Dataset rows
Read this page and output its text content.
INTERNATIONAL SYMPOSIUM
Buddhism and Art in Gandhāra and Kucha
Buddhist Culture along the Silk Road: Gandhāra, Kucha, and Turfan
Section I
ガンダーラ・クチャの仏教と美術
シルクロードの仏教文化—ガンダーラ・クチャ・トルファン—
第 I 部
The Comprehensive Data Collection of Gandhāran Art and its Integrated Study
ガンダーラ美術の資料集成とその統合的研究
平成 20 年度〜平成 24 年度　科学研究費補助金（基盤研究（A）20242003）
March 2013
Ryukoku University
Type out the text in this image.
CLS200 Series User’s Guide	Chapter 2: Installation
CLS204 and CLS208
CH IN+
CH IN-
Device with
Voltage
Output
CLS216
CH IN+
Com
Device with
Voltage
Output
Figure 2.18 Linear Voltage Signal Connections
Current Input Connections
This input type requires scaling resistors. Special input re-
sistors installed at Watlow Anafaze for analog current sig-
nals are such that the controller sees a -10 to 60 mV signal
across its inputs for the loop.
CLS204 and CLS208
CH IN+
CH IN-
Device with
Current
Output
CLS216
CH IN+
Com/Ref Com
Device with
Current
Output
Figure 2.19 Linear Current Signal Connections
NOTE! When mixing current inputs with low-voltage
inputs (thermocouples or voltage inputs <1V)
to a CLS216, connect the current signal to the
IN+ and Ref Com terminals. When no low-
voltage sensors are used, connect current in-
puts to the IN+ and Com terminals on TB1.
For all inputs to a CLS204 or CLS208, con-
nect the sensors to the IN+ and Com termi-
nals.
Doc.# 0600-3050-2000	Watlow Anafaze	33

→ **WORK INSTRUCTIONS**: In the listing above, locate each line with "When" and copy it.

→ **TASK ANSWER**:
NOTE! When mixing current inputs with low-voltage
IN+ and Ref Com terminals. When no low-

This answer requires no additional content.